--- The request ---
Transcribe each line of the material as it is, and drop any picture.

--- Dataset entries ---
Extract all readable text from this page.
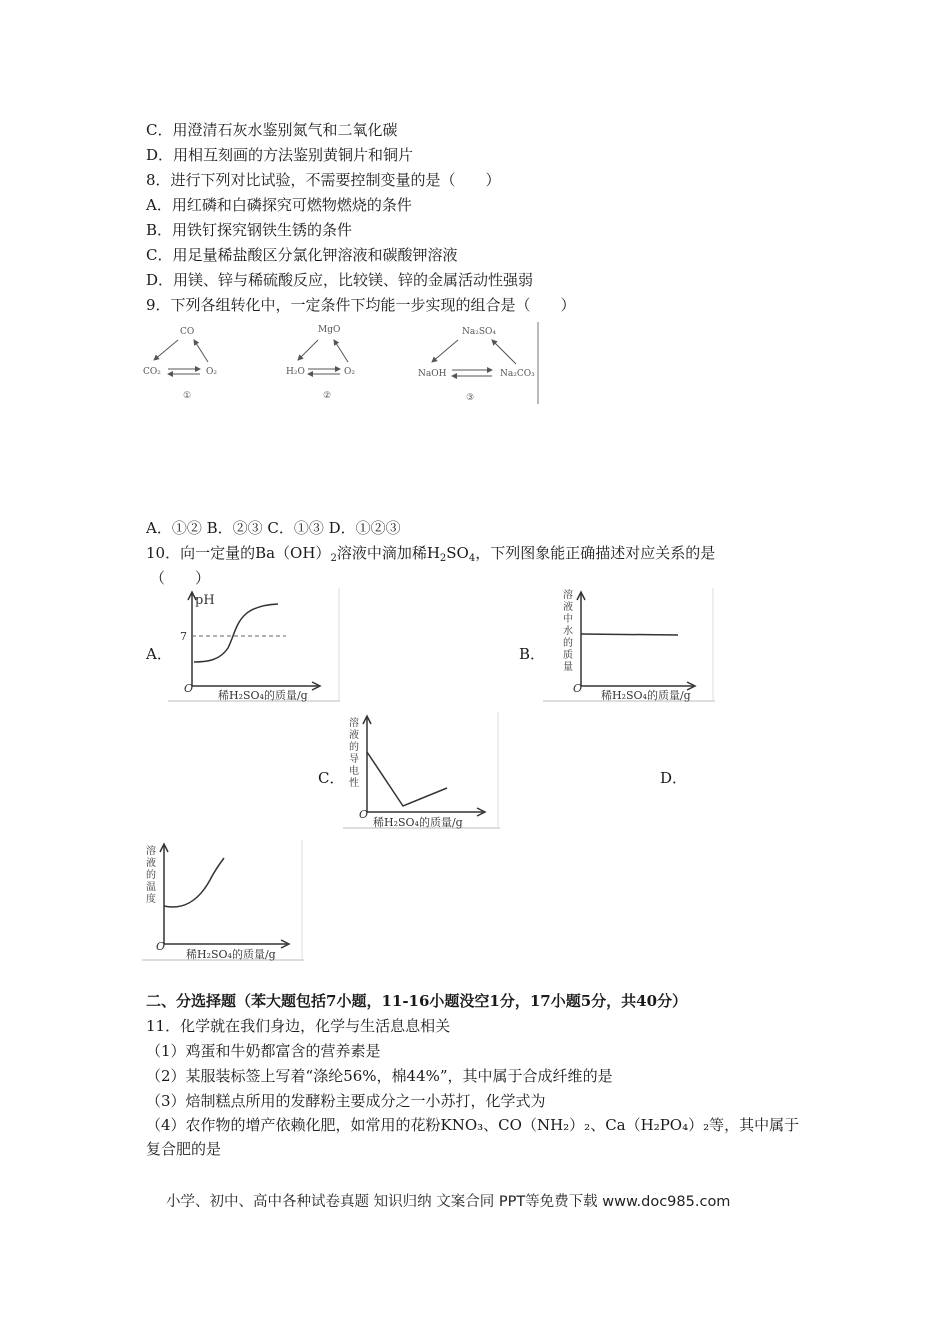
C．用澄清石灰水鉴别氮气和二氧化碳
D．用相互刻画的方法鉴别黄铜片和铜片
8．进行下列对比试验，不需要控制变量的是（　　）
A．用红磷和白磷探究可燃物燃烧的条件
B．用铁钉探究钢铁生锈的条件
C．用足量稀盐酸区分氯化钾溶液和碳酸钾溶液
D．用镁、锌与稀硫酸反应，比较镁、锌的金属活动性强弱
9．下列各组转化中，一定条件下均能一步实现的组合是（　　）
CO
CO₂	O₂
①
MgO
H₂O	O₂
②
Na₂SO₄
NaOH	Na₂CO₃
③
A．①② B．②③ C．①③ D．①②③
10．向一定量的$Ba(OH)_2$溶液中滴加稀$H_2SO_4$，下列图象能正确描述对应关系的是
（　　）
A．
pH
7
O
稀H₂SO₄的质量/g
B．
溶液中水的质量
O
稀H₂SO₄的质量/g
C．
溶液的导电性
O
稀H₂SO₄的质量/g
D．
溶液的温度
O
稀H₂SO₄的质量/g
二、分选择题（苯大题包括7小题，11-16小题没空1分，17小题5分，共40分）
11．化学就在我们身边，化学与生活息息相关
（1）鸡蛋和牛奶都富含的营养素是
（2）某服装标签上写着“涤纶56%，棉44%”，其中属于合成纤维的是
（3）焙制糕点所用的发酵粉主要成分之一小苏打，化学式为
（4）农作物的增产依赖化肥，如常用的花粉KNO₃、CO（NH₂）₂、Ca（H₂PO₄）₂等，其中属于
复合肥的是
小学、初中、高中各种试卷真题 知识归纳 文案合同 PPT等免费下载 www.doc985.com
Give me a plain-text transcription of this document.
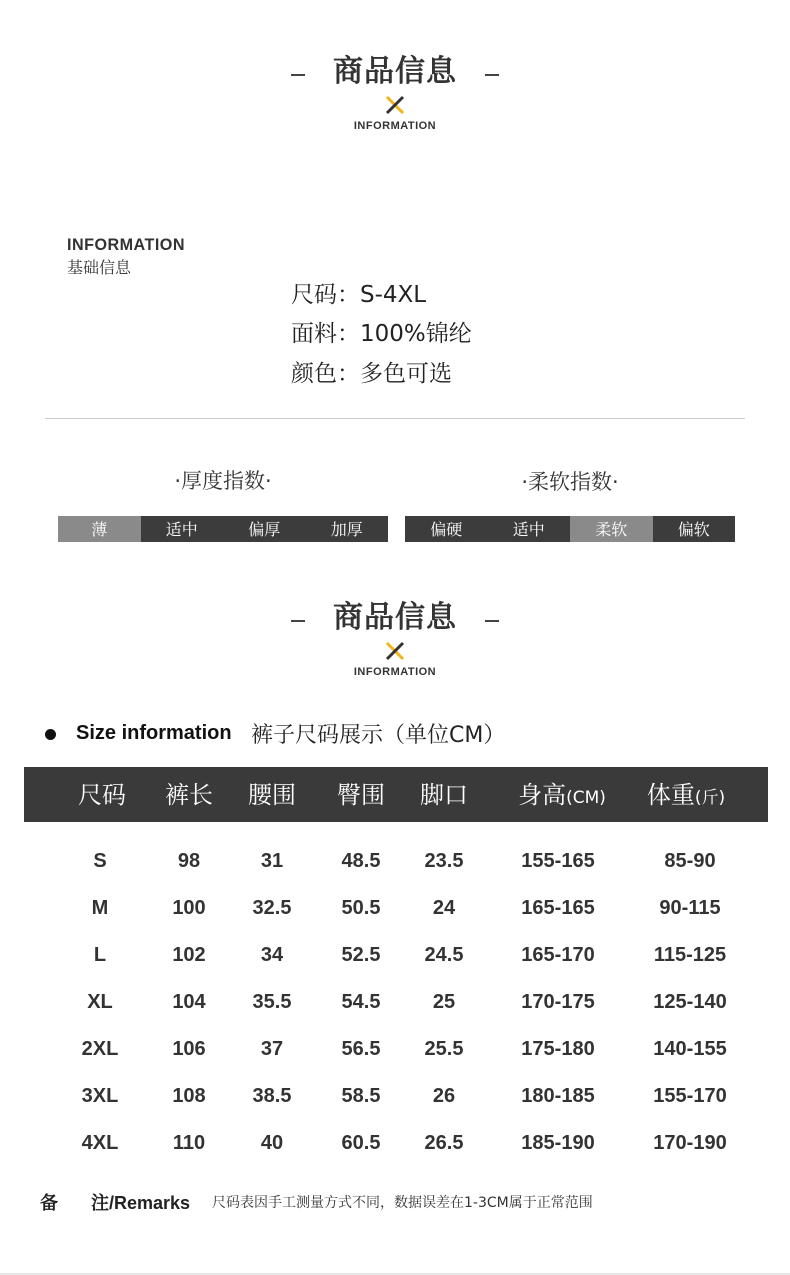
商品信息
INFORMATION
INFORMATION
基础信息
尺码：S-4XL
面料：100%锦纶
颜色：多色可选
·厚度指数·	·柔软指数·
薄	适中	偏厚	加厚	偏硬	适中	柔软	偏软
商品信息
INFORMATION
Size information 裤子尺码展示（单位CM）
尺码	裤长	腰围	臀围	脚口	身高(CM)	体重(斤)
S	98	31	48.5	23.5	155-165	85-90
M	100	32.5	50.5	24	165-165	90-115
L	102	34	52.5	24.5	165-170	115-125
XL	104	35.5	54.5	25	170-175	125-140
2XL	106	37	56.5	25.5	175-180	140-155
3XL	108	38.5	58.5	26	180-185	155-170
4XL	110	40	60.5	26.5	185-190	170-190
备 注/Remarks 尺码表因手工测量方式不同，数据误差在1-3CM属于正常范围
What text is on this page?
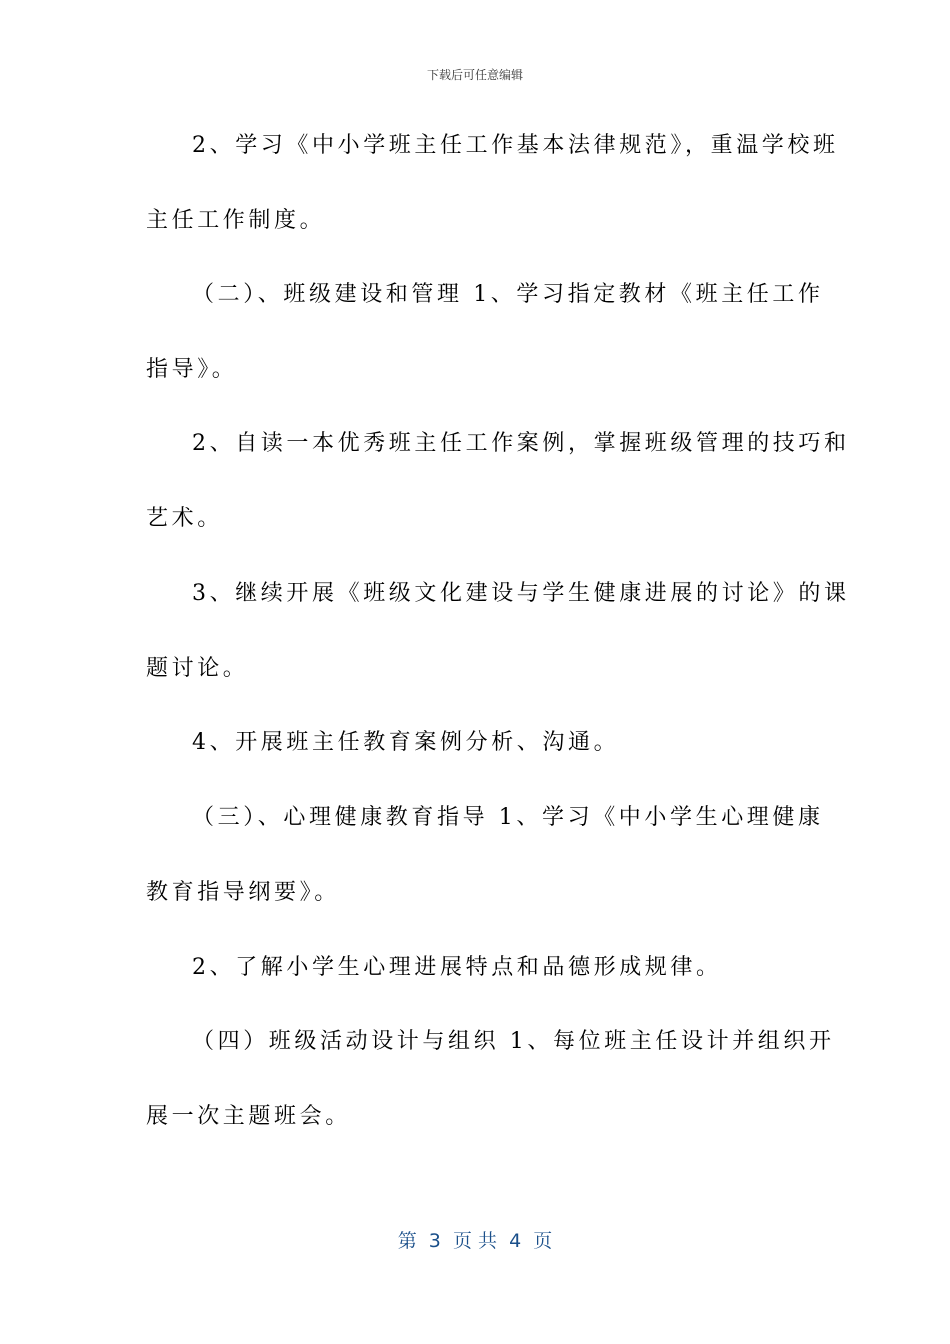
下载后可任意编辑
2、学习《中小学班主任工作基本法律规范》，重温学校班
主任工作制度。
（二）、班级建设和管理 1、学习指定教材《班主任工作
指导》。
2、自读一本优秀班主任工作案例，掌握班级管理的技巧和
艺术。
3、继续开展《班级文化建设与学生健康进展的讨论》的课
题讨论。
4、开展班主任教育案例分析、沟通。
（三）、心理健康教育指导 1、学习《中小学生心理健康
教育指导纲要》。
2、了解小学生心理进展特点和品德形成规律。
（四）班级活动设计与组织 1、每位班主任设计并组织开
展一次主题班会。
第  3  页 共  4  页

--- Answer ---
Extract all readable text from this page.
C．用澄清石灰水鉴别氮气和二氧化碳
D．用相互刻画的方法鉴别黄铜片和铜片
8．进行下列对比试验，不需要控制变量的是（　　）
A．用红磷和白磷探究可燃物燃烧的条件
B．用铁钉探究钢铁生锈的条件
C．用足量稀盐酸区分氯化钾溶液和碳酸钾溶液
D．用镁、锌与稀硫酸反应，比较镁、锌的金属活动性强弱
9．下列各组转化中，一定条件下均能一步实现的组合是（　　）
CO
CO₂	O₂
①
MgO
H₂O	O₂
②
Na₂SO₄
NaOH	Na₂CO₃
③
A．①② B．②③ C．①③ D．①②③
10．向一定量的$Ba(OH)_2$溶液中滴加稀$H_2SO_4$，下列图象能正确描述对应关系的是
（　　）
A．
pH
7
O
稀H₂SO₄的质量/g
B．
溶液中水的质量
O
稀H₂SO₄的质量/g
C．
溶液的导电性
O
稀H₂SO₄的质量/g
D．
溶液的温度
O
稀H₂SO₄的质量/g
二、分选择题（苯大题包括7小题，11-16小题没空1分，17小题5分，共40分）
11．化学就在我们身边，化学与生活息息相关
（1）鸡蛋和牛奶都富含的营养素是
（2）某服装标签上写着“涤纶56%，棉44%”，其中属于合成纤维的是
（3）焙制糕点所用的发酵粉主要成分之一小苏打，化学式为
（4）农作物的增产依赖化肥，如常用的花粉KNO₃、CO（NH₂）₂、Ca（H₂PO₄）₂等，其中属于
复合肥的是
小学、初中、高中各种试卷真题 知识归纳 文案合同 PPT等免费下载 www.doc985.com
Give me a plain-text transcription of this document.
商品信息
INFORMATION
INFORMATION
基础信息
尺码：S-4XL
面料：100%锦纶
颜色：多色可选
·厚度指数·	·柔软指数·
薄	适中	偏厚	加厚	偏硬	适中	柔软	偏软
商品信息
INFORMATION
Size information 裤子尺码展示（单位CM）
尺码	裤长	腰围	臀围	脚口	身高(CM)	体重(斤)
S	98	31	48.5	23.5	155-165	85-90
M	100	32.5	50.5	24	165-165	90-115
L	102	34	52.5	24.5	165-170	115-125
XL	104	35.5	54.5	25	170-175	125-140
2XL	106	37	56.5	25.5	175-180	140-155
3XL	108	38.5	58.5	26	180-185	155-170
4XL	110	40	60.5	26.5	185-190	170-190
备 注/Remarks 尺码表因手工测量方式不同，数据误差在1-3CM属于正常范围
What text is on this page?
下载后可任意编辑
2、学习《中小学班主任工作基本法律规范》，重温学校班
主任工作制度。
（二）、班级建设和管理 1、学习指定教材《班主任工作
指导》。
2、自读一本优秀班主任工作案例，掌握班级管理的技巧和
艺术。
3、继续开展《班级文化建设与学生健康进展的讨论》的课
题讨论。
4、开展班主任教育案例分析、沟通。
（三）、心理健康教育指导 1、学习《中小学生心理健康
教育指导纲要》。
2、了解小学生心理进展特点和品德形成规律。
（四）班级活动设计与组织 1、每位班主任设计并组织开
展一次主题班会。
第  3  页 共  4  页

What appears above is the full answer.